Check each line of the material below for "content", then copy the ones that contain it.

## [Data for processing]
_ _ _

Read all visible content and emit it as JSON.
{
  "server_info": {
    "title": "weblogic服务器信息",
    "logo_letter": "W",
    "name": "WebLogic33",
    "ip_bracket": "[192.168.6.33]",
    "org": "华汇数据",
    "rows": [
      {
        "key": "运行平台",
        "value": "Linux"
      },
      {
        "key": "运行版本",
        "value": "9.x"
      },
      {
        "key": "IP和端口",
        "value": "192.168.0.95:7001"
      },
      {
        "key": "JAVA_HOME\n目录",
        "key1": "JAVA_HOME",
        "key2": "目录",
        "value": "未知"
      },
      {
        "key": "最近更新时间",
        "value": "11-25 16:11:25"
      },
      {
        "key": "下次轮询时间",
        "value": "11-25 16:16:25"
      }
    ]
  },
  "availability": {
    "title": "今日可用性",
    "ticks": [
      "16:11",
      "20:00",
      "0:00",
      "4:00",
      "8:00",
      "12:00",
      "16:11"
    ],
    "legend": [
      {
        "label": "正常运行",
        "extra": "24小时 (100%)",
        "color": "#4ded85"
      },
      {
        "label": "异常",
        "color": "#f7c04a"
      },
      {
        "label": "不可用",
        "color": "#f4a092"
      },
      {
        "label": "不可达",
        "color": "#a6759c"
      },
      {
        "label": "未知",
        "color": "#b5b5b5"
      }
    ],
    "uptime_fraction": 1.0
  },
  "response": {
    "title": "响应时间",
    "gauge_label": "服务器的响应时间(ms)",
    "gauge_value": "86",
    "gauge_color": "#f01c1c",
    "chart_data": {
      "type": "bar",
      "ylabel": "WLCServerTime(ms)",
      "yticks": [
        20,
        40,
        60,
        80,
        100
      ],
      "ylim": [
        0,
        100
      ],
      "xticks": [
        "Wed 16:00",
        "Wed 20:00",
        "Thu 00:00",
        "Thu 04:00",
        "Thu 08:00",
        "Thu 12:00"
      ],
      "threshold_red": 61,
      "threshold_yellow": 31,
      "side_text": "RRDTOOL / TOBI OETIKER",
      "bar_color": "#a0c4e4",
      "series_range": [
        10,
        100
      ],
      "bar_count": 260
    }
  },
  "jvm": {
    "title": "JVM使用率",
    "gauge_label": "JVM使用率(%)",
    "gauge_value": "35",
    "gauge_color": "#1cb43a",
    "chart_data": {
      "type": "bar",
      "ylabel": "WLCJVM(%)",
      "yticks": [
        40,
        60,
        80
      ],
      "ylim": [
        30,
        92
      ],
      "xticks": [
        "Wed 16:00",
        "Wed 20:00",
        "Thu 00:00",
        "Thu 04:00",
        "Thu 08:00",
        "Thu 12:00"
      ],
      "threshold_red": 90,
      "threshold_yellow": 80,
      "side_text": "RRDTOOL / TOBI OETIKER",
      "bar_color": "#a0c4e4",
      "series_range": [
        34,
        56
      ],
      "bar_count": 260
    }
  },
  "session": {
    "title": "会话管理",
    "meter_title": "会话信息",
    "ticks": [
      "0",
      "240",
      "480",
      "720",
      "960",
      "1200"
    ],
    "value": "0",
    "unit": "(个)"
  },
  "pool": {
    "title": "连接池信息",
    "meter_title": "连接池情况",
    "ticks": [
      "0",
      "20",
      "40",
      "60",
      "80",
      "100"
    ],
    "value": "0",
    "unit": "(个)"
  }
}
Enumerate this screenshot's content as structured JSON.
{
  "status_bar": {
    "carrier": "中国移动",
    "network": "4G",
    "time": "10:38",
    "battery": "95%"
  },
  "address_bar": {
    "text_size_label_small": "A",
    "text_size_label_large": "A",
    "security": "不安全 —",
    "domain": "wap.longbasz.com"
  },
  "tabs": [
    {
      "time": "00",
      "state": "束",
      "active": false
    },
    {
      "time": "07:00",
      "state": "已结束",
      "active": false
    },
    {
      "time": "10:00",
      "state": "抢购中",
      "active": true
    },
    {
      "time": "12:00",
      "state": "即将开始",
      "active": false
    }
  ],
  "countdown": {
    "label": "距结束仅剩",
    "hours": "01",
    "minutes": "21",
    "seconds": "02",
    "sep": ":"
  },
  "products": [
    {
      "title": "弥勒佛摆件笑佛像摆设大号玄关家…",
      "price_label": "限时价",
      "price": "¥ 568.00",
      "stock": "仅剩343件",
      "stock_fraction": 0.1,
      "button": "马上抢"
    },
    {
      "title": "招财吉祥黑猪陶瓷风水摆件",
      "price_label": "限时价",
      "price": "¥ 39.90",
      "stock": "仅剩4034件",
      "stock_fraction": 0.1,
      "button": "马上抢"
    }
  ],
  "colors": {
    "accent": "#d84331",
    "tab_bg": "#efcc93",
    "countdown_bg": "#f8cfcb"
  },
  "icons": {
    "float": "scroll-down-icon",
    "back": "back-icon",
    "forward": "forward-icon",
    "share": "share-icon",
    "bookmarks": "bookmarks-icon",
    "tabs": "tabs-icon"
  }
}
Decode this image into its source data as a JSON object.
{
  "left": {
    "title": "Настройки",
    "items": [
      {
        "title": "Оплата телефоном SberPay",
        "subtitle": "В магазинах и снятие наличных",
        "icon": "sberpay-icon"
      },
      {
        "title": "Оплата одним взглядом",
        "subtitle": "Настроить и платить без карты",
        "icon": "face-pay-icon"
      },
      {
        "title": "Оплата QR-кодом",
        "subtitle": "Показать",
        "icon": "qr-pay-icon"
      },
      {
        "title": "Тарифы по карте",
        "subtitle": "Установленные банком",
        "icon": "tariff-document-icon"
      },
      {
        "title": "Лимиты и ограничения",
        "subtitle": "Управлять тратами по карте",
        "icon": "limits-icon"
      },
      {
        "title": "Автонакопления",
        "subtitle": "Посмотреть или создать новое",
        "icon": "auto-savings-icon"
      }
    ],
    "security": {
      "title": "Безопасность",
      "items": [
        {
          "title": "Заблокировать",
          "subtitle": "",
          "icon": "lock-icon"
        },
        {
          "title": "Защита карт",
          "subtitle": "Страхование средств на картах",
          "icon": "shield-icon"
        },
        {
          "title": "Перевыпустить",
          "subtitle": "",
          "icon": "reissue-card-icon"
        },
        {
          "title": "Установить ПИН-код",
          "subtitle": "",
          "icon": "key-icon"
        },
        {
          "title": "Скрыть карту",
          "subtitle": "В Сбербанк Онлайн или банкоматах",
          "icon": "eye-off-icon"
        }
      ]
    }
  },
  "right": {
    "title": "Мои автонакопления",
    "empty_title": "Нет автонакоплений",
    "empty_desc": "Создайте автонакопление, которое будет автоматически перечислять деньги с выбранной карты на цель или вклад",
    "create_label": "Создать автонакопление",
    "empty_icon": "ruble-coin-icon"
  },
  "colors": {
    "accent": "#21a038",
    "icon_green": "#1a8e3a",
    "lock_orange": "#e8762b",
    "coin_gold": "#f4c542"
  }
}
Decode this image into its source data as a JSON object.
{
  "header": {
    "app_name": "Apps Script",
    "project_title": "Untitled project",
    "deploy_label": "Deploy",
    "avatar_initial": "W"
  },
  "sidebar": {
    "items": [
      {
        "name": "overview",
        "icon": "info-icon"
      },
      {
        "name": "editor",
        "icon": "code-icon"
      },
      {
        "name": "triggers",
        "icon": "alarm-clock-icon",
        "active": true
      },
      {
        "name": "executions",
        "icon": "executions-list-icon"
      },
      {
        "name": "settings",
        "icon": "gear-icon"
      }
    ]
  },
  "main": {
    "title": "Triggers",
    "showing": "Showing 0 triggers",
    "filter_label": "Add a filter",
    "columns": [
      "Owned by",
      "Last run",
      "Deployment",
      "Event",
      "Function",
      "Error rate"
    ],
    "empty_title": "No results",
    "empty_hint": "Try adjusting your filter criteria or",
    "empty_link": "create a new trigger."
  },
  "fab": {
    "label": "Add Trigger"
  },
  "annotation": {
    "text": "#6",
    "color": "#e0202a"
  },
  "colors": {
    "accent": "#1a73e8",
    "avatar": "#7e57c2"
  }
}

_ _ _

## [Final answer]
Read all visible content and emit it as JSON.
Enumerate this screenshot's content as structured JSON.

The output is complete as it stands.